It is not clear how many former Metal Hydrides employees who fit the special exposure cohort status are still alive. According to the National Institute for Occupational Safety and Health, 20 former Metal Hydrides employees or their survivors have submitted claims for compensation. Five have been paid a combined $750,000.
The payments are available under a law passed by Congress in 2000 to compensate workers who were exposed to radiation at certain Department of Energy facilities, including the one in Beverly. The law allows the government to grant lump-sum payments of up to $150,000 and payment of medical expenses to former workers who have been diagnosed with one of 22 specified cancers.
In his report, Glover said the working conditions in Beverly were obviously unsafe. Metal Hydrides converted uranium oxide into uranium metal powder that was used in the first reactor that helped to produce the atomic bomb, and also melted and recast scrap uranium metal. Those processes, which include the use of black ore, could have exposed workers to contamination from radium, radon and uranium.
=-=-=-=-=
- _Work request 1_
Reproduce the Metal Hydrides passage from "The payments are" up to and including "radon and uranium.".
- _Work request 2_
Answer these questions using the Metal Hydrides passage:
(a) How many former Metal Hydrides employees or their survivors have submitted claims for compensation?
(b) In what year did Congress pass the law that makes the payments available?
(c) How many specified cancers does the law cover?
- _Work request 3_
Go on with the Metal Hydrides passage, starting after its last sentence.

(Collection entries)
=-=-=-=-=
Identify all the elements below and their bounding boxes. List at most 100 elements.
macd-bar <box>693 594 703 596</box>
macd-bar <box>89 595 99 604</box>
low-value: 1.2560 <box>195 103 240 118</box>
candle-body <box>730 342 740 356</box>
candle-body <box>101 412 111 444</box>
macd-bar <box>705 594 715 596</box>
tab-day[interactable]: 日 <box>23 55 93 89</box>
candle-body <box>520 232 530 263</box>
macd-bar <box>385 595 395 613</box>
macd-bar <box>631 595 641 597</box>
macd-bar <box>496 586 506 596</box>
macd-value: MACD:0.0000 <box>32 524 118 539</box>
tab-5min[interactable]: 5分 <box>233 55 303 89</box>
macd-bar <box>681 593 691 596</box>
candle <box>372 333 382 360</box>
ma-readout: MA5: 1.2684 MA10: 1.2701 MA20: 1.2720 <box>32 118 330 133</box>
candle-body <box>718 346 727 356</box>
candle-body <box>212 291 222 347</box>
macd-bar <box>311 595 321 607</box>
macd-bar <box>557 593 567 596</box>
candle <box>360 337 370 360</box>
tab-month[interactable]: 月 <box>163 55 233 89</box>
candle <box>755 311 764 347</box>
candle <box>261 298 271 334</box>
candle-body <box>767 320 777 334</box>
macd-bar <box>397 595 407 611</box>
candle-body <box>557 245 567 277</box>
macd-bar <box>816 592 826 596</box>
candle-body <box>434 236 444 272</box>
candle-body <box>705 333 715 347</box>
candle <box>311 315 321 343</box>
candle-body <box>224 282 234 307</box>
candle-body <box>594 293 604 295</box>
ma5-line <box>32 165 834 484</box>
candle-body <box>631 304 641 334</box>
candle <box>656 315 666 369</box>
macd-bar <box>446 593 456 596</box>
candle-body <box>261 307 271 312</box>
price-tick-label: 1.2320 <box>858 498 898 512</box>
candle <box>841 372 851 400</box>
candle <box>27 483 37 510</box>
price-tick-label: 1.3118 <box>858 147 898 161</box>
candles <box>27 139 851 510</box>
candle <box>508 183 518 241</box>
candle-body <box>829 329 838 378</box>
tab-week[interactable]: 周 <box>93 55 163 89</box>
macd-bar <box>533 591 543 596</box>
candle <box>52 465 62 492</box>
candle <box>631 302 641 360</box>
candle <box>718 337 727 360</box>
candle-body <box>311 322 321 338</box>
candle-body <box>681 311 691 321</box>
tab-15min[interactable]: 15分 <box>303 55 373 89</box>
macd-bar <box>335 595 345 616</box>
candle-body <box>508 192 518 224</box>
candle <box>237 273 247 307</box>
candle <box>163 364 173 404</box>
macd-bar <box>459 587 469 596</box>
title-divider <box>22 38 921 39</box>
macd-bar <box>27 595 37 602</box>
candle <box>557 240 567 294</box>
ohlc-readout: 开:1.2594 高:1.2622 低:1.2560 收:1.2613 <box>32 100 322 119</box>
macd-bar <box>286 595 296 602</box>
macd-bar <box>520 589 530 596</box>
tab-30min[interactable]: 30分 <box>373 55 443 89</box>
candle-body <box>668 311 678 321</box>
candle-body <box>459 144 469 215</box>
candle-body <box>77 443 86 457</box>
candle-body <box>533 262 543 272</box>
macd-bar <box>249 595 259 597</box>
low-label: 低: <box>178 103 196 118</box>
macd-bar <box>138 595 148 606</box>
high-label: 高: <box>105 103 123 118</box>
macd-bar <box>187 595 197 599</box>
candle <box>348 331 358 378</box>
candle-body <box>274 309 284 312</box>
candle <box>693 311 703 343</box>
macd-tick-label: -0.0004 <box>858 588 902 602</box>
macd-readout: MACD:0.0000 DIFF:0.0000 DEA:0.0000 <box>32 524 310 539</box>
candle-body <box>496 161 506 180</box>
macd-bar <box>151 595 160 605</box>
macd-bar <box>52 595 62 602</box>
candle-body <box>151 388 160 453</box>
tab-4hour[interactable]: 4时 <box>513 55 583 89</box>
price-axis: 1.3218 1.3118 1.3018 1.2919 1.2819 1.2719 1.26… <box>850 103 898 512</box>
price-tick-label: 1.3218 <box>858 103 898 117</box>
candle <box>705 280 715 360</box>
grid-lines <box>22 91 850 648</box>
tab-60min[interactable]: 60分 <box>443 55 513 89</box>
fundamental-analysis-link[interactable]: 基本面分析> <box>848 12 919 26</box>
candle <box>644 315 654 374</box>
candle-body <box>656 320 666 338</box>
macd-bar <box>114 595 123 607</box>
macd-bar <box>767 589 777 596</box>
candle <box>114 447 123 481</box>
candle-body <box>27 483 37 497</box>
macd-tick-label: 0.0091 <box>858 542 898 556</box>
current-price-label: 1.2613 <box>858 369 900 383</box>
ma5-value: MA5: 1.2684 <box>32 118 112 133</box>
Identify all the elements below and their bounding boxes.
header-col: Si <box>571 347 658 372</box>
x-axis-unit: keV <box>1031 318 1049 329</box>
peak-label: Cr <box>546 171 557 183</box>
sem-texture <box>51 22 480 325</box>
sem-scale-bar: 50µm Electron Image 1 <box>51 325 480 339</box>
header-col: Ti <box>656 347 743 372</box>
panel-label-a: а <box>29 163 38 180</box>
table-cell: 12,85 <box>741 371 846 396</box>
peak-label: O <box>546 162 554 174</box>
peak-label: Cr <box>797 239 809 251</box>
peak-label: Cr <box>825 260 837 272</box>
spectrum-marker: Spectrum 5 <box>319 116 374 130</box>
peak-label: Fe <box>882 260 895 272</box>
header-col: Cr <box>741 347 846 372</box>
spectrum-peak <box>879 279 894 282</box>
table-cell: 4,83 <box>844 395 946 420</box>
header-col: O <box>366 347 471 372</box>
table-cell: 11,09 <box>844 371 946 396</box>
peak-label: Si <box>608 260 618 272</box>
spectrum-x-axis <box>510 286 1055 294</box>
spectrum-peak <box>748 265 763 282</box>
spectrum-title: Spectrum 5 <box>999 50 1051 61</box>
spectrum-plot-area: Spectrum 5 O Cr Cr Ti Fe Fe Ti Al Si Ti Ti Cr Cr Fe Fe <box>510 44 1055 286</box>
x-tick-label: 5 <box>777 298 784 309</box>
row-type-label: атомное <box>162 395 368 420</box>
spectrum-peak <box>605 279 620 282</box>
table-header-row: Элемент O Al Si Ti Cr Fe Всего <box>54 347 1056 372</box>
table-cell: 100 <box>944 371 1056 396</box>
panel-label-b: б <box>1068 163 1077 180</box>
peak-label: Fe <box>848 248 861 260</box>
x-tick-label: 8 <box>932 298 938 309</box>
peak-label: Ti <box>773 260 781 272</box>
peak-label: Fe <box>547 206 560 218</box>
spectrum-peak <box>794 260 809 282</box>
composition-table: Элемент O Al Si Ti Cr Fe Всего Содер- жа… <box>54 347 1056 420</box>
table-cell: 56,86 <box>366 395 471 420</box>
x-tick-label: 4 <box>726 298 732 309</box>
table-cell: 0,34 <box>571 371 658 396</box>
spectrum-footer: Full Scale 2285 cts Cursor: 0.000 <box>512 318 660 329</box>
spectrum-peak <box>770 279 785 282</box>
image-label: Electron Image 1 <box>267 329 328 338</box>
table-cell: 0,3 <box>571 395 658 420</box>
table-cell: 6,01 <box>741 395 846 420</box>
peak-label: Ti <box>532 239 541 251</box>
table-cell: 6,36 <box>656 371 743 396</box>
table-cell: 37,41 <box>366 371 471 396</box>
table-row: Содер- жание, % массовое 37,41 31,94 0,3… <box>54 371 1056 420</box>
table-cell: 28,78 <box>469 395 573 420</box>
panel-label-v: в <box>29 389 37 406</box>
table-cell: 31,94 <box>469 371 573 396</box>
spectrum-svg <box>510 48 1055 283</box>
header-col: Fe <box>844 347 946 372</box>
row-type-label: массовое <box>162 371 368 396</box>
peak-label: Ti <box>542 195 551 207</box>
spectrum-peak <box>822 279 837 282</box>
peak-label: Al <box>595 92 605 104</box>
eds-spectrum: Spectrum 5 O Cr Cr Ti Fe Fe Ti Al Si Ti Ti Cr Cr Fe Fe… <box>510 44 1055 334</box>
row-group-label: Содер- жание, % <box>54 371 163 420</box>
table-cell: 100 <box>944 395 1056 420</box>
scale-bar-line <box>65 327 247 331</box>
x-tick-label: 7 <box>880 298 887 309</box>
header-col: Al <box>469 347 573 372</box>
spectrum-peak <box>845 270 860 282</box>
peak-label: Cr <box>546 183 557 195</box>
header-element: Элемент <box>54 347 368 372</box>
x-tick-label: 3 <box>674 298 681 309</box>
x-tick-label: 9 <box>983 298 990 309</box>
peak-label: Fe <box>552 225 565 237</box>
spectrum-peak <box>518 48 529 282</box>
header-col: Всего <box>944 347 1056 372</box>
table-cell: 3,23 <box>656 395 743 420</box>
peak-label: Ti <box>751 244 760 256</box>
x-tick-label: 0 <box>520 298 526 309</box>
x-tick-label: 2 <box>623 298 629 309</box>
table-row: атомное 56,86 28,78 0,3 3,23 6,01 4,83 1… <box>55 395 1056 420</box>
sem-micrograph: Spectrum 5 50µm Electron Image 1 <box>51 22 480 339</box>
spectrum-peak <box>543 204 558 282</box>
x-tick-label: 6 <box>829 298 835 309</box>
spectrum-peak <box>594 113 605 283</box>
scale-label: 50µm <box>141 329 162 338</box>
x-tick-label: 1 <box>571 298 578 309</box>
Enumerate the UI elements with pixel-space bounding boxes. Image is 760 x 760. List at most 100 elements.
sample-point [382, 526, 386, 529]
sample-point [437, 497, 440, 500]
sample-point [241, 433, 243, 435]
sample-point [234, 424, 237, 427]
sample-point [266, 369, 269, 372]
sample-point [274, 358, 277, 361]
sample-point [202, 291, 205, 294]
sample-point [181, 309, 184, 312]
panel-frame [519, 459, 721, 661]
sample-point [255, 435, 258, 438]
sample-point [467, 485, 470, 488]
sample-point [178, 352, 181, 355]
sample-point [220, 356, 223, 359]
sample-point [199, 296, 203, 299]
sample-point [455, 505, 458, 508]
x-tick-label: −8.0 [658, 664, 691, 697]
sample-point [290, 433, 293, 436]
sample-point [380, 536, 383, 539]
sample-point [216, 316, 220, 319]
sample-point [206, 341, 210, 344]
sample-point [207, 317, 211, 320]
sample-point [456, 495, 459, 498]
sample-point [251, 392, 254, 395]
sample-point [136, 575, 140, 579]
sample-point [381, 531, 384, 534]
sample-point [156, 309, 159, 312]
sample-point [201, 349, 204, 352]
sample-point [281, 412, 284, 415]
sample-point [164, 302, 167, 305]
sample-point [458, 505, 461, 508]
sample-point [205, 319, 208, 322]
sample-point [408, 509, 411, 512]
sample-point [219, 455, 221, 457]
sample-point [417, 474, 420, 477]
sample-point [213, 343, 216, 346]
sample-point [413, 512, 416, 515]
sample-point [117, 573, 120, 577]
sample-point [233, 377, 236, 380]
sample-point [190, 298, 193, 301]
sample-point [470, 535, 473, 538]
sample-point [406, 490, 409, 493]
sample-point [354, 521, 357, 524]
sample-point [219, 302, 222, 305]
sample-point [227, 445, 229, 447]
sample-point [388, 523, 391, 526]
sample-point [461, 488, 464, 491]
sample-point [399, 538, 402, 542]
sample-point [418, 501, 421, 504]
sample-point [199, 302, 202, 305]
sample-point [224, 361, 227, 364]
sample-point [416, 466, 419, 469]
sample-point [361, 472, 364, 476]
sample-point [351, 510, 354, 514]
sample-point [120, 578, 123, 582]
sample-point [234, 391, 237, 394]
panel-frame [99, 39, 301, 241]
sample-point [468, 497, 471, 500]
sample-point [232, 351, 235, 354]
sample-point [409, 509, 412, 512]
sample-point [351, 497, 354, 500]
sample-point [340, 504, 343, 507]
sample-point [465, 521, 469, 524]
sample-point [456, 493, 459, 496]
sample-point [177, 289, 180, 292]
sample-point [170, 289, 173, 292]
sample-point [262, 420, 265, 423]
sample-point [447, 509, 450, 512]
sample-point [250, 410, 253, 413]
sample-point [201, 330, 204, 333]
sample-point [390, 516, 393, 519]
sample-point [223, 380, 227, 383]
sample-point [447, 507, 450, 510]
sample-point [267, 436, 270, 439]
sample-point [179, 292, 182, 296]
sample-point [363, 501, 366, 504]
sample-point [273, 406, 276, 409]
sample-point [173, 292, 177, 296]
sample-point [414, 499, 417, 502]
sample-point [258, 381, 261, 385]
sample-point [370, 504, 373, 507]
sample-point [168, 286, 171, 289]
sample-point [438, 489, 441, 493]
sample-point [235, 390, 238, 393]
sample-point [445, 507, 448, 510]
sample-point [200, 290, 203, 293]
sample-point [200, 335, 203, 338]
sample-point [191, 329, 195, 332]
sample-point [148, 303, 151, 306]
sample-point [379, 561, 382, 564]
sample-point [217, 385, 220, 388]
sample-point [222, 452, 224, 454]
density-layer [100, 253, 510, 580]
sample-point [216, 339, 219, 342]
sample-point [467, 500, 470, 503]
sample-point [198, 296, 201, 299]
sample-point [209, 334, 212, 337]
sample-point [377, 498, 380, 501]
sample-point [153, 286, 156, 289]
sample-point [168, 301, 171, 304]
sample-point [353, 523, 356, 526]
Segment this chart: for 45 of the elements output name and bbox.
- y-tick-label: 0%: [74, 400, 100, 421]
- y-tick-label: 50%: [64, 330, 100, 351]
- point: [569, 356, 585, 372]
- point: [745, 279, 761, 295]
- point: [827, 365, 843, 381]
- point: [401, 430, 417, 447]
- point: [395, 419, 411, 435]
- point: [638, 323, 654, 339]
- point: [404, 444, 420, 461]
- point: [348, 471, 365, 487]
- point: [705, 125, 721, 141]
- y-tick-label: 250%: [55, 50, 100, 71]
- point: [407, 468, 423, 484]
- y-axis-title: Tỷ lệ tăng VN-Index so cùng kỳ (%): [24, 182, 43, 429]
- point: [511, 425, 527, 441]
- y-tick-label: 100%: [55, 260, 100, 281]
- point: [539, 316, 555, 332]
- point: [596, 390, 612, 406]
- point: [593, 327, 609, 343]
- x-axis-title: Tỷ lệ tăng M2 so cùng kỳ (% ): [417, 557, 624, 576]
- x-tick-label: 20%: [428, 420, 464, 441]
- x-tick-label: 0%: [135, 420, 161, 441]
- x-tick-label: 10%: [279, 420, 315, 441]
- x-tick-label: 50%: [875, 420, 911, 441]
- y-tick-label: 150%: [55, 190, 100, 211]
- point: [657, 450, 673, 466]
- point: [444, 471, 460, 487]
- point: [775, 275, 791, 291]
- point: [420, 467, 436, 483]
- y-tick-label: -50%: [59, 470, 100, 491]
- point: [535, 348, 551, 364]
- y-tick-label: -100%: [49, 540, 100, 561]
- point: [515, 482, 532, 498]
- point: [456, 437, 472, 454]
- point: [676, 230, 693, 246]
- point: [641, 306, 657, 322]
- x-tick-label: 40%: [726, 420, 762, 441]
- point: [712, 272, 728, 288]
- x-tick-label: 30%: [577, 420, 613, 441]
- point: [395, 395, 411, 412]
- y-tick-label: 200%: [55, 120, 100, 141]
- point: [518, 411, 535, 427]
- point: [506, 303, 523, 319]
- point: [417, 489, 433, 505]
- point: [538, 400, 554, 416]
=-=-=-=-=
- _Exercise response 1_
The payments are available under a law passed by Congress in 2000 to compensate workers who were exposed to radiation at certain Department of Energy facilities, including the one in Beverly. The law allows the government to grant lump-sum payments of up to $150,000 and payment of medical expenses to former workers who have been diagnosed with one of 22 specified cancers.
In his report, Glover said the working conditions in Beverly were obviously unsafe. Metal Hydrides converted uranium oxide into uranium metal powder that was used in the first reactor that helped to produce the atomic bomb, and also melted and recast scrap uranium metal. Those processes, which include the use of black ore, could have exposed workers to contamination from radium, radon and uranium.

- _Exercise response 2_
(a) 20
(b) 2000
(c) 22

- _Exercise response 3_
Glover said an estimated 107 people worked in the refinery, which produced about 350 pounds of metal per day on a three-shift schedule. Sixteen people worked in the scrap-casting operation, which produced more than 3,000 pounds of material daily.
Glover told the agency’s Advisory Board of Radiation and Worker Health that workers routinely scooped uranium powder into tins using their hands. According to a transcript of the meeting, Glover said material was thrown outside and allowed to burn, while metal left outside in leaching liquid would spontaneously ignite every few weeks.
A study of the facility in 1943 discovered that the soil contained up to 79 percent uranium oxide. “‘Contaminated’ is probably a mild word,” Glover told the advisory board. In 1944, 120,000 pounds of soil were removed from the site and shipped to the DuPont Chemical Co. to recover the uranium in the soil.